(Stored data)
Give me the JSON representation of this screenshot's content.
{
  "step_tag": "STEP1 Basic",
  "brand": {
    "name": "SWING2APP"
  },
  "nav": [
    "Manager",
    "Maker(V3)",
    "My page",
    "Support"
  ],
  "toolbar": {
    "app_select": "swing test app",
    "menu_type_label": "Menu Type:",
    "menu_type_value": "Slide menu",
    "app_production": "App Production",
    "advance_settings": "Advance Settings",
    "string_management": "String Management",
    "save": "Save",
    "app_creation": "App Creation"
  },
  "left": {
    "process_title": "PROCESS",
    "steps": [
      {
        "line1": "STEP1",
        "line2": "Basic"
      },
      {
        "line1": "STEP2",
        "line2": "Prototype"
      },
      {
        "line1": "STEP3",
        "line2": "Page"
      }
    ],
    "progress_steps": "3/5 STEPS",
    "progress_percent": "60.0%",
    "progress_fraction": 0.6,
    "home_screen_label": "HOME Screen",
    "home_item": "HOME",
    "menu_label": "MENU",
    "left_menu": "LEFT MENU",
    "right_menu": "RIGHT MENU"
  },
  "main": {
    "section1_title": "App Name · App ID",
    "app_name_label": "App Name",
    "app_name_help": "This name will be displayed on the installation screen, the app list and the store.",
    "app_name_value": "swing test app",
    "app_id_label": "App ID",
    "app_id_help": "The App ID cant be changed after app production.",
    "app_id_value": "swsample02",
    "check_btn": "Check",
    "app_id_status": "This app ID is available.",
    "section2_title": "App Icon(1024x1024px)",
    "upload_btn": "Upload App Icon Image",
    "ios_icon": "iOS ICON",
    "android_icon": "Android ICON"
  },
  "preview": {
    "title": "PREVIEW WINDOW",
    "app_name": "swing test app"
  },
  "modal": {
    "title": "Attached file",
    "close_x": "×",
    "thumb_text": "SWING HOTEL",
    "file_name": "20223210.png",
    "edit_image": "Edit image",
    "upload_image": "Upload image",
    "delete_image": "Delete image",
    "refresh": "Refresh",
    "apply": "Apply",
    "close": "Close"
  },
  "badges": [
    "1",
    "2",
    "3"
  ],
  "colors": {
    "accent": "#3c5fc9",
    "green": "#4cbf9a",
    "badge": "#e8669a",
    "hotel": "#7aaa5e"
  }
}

[Required work]:
A number is the only answer here: how many lines of the material above contain "test"?

[Exercise result]:
3